_WRITTEN PROBLEM_
Starting at the line that contains "UI element localization: list" and stopping after the line that contains "- legend: tip yes no: [1218, 424, 1308, 554]", present those records as a two-column CSV headed text and answer, with one row per record holding its text and its answer, each in a single quoted field with line breaks turned into spaces. Leave the pictures out.

# start of TASK DATA

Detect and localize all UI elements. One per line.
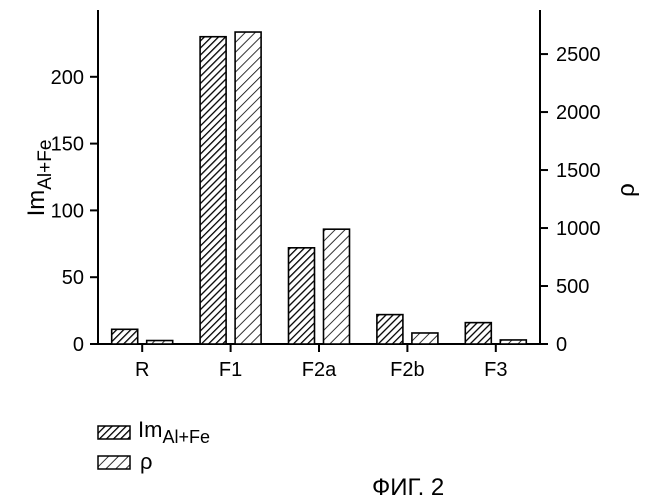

# end of TASK DATA
# start of TASK DATA

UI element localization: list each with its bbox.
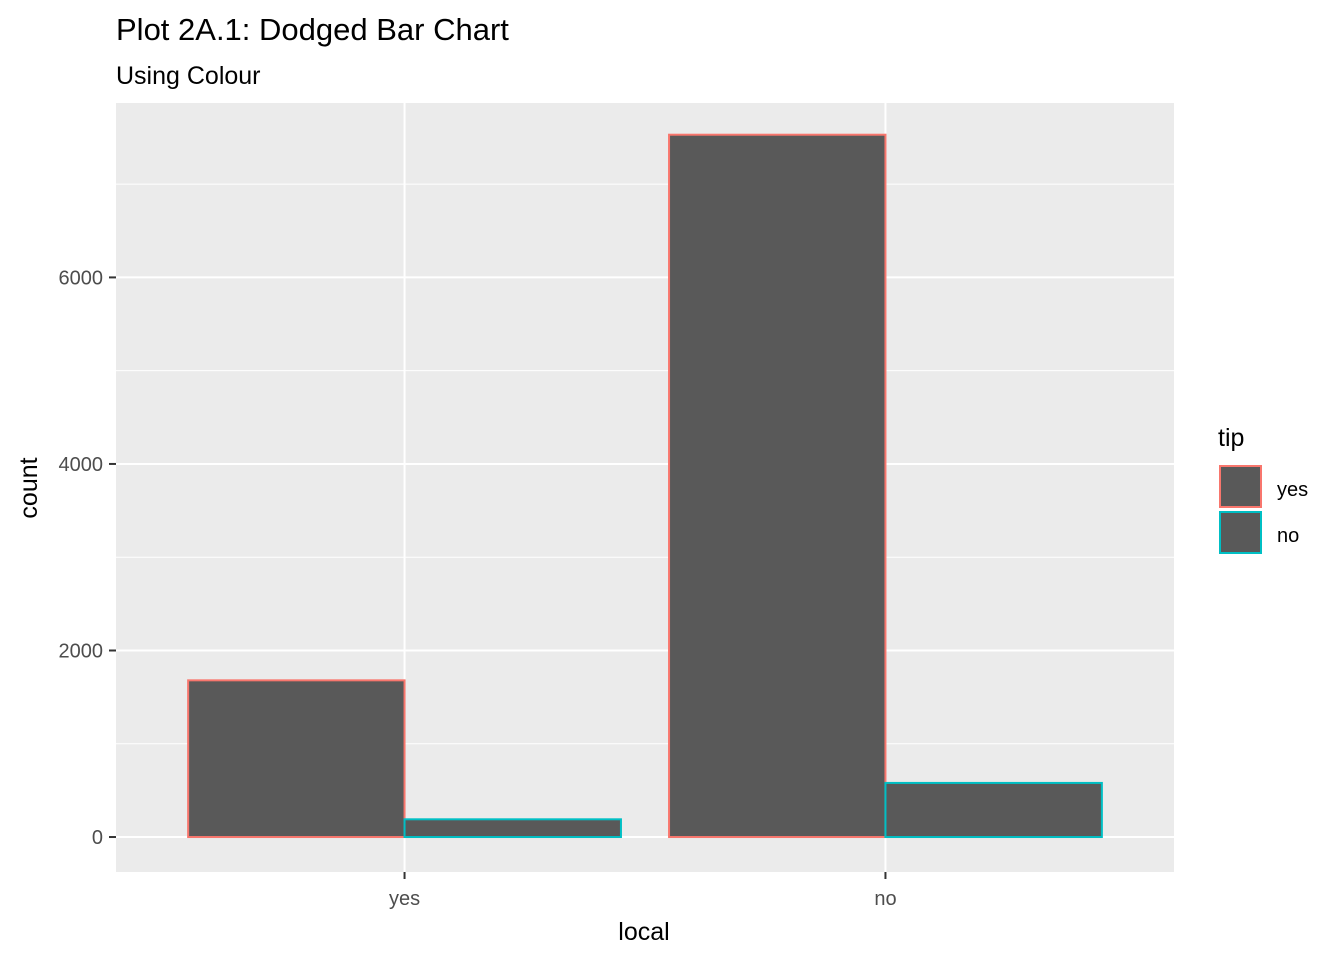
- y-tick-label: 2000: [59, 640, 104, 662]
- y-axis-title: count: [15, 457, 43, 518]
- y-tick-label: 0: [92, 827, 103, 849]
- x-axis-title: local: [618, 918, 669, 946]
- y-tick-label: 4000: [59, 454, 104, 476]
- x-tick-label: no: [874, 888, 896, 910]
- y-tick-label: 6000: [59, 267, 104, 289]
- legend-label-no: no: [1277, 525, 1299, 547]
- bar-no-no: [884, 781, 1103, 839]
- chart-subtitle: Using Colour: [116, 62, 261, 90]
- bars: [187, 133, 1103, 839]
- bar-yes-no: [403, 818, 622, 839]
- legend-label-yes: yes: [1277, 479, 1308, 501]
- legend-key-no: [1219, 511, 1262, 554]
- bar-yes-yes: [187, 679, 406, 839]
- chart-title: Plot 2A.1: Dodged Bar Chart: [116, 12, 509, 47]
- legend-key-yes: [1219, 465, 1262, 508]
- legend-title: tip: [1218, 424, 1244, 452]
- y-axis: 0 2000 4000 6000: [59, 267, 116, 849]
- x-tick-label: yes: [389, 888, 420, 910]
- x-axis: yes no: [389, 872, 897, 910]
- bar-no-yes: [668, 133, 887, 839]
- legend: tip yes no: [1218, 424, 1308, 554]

# end of TASK DATA

_RESPONSE BELOW_
text,answer
"UI element localization: list each with its bbox.","- y-tick-label: 2000: [59, 640, 104, 662] - y-axis-title: count: [15, 457, 43, 518] - y-tick-label: 0: [92, 827, 103, 849] - x-axis-title: local: [618, 918, 669, 946] - y-tick-label: 4000: [59, 454, 104, 476] - x-tick-label: no: [874, 888, 896, 910] - y-tick-label: 6000: [59, 267, 104, 289] - legend-label-no: no: [1277, 525, 1299, 547] - bar-no-no: [884, 781, 1103, 839] - chart-subtitle: Using Colour: [116, 62, 261, 90] - bars: [187, 133, 1103, 839] - bar-yes-no: [403, 818, 622, 839] - legend-label-yes: yes: [1277, 479, 1308, 501] - legend-key-no: [1219, 511, 1262, 554] - bar-yes-yes: [187, 679, 406, 839] - chart-title: Plot 2A.1: Dodged Bar Chart: [116, 12, 509, 47] - legend-key-yes: [1219, 465, 1262, 508] - legend-title: tip: [1218, 424, 1244, 452] - y-axis: 0 2000 4000 6000: [59, 267, 116, 849] - x-tick-label: yes: [389, 888, 420, 910] - x-axis: yes no: [389, 872, 897, 910] - bar-no-yes: [668, 133, 887, 839] - legend: tip yes no: [1218, 424, 1308, 554]"